(Zadanie pisemne 1)
Jaką długość ma każdy z drewnianych dźwigarów podtrzymujących dach według tekstu o pływalni?
(Zadanie pisemne 2)
Podejmij tekst o pływalni po jego ostatnim zdaniu i napisz dalszy ciąg.

(Wybrany fragment)
== == ==
Stalowe wanny (wybrane jako technologia najnowocześniejsza, najbardziej szczelna i higieniczna), były przywożone w elementach, wprowadzane przez główne wejście i spawane.

Całe przyziemie wypełniają ciągi technologiczne z mnóstwem urządzeń, m.in. do uzdatniania wody.
Woda w basenie nie będzie chlorowana. Wybrano metodę membranowej elektrolizy soli kuchennej, która sprawia, że nie wytwarzają się podchloryny, tylko kwas podchlorawy o właściwościach dezynfekcyjnych. Tak uzdatniona woda jest bezwonna, bezsmakowa i niezasolona, pobawiona związków, które mogą wywoływać podrażnienia skóry i śluzówki.

Konstrukcję dachu podtrzymują potężne drewniane dźwigary o długości 24 metrów każdy, zaimpregnowane przeciwpożarowo, ale i tak, by je uodpornić na działanie basenowych oparów. Antykowana na „stare drewno" i odpowiednio zaimpregnowana jest też drewniana okładzina piętrowej części elewacji od strony zachodniej.

Dach obiektu został wyłożony jasnopopielatym, dość elastycznym tworzywem. Płaty łączone przez zgrzewanie mają zapewniać całkowitą szczelność (gwarancja na wytrzymałość tego pokrycia jest 6-letnia). Na dachu znajdują się wyloty systemów wentylacyjnych, także baterie solarów, które co prawda nie będą miały wielkiego udziału w zaspokajaniu energetycznych potrzeb pływalni, ale latem powinny jej zapewnić ciepłą wodę użytkową. Basen będzie zaopatrywała w ciepło miejska sieć.
== == ==
(Dane)
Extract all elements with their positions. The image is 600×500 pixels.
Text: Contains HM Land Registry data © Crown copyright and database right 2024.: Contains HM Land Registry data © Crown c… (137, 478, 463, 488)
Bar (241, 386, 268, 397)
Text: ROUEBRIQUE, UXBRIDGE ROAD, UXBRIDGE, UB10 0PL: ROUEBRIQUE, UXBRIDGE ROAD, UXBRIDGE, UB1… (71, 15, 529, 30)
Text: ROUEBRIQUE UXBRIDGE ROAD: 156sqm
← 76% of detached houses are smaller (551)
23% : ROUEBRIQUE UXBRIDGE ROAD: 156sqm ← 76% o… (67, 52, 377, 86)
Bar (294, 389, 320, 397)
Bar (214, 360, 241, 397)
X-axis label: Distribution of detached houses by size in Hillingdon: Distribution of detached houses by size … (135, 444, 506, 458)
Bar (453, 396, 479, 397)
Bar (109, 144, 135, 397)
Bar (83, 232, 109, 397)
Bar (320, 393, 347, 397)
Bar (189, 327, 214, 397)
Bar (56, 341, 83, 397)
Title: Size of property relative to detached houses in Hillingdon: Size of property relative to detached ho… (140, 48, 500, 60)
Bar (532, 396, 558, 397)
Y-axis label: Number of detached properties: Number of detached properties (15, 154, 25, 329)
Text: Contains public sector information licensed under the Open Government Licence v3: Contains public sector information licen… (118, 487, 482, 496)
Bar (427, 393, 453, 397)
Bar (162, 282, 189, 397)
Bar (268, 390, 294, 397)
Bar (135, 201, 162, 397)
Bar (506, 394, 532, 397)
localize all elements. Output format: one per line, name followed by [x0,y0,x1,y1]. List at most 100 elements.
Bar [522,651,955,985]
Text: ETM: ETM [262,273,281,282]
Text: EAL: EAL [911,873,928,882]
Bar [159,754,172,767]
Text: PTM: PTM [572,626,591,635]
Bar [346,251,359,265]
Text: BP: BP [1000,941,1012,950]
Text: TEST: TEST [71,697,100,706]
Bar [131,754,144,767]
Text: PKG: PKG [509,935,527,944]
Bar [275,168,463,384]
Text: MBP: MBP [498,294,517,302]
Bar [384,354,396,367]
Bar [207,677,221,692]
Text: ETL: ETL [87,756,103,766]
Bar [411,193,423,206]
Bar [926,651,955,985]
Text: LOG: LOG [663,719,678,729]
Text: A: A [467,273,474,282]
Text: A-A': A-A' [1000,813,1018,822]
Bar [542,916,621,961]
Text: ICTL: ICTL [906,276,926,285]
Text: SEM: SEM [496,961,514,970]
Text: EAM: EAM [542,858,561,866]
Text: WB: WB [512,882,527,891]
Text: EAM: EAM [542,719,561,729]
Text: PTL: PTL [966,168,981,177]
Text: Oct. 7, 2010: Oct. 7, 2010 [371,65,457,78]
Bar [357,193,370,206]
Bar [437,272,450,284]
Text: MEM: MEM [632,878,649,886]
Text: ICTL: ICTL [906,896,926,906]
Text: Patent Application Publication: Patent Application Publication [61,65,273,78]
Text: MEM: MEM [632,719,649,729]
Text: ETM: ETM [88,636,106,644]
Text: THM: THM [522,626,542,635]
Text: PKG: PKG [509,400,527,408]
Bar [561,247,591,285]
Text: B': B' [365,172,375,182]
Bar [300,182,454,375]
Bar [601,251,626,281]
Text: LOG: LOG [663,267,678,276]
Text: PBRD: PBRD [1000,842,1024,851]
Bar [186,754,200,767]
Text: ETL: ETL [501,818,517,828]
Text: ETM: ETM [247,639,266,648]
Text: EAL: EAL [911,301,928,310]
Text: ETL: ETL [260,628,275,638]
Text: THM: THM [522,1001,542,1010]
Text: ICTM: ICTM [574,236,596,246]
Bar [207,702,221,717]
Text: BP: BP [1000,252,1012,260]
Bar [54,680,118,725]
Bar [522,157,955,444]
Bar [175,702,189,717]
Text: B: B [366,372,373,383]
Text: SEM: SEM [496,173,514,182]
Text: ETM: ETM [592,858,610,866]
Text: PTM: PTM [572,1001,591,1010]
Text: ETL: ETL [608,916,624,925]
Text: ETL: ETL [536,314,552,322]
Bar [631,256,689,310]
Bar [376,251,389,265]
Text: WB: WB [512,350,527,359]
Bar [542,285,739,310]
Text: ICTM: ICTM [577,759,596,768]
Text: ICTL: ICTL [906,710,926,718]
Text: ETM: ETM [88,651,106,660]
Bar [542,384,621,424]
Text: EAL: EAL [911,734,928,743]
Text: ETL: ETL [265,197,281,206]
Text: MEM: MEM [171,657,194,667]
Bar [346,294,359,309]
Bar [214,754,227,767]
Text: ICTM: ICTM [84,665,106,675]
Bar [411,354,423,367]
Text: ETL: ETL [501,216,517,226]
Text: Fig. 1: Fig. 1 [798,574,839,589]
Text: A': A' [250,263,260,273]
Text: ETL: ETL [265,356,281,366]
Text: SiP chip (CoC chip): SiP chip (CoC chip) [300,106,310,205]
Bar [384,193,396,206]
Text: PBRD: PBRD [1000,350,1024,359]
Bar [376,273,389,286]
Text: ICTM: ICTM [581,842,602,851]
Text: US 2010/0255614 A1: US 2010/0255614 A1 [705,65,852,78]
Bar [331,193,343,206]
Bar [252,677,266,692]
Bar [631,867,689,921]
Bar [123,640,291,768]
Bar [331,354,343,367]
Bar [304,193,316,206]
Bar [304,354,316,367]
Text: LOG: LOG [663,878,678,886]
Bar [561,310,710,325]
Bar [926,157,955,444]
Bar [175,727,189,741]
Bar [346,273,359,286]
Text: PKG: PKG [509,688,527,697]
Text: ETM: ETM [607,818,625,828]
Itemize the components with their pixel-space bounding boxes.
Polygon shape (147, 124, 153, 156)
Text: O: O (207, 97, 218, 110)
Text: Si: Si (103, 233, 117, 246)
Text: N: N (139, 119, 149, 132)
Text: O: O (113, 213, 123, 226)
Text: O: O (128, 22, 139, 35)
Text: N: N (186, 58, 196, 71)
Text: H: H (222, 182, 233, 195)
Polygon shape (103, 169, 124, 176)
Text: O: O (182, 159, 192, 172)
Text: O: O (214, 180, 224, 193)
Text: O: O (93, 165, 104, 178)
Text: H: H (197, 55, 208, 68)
== == ==
(Wynik 1)
Każdy dźwigar ma 24 metry długości.

(Wynik 2)
Pozostaje jeszcze pytanie wciąż stawiane przez przyszłych użytkowników: po ile wstęp?
Dyrektor Miejskiego Centrum Sportu i Rekreacji, Bartosz Ścisłowicz, nie chce ujawniać szczegółów cennika zanim nie podpisze go burmistrz. Mówi jednak:
- Ceny na pewno nie będą takie jak w termach. To ma być dla ludzi „basen za dychę".

O ogólnych kosztach utrzymania całego obiektu pływalni mówić jeszcze trudno. Nie otrzymał takiej symulacji radny Janusz Tarnowski, choć o to prosił. Ale też symulacja może nie odzwierciedlić realnych wydatków związanych z funkcjonowaniem pływalni. Szacunki podane do publicznej wiadomości są bardzo pobieżne. Tak naprawdę dobrze rozpoznane są tylko koszty utrzymania lodowiska. Podczas sesji Rady Miasta skarbnik Łukasz Dłubacz wspominał, że do nowo oddanej pływalni, zrewitalizowanego stadionu im. Piłsudskiego oraz zrewitalizowanej Hali "Gorce" miasto może dopłacać ok. 500 tys. zł rocznie.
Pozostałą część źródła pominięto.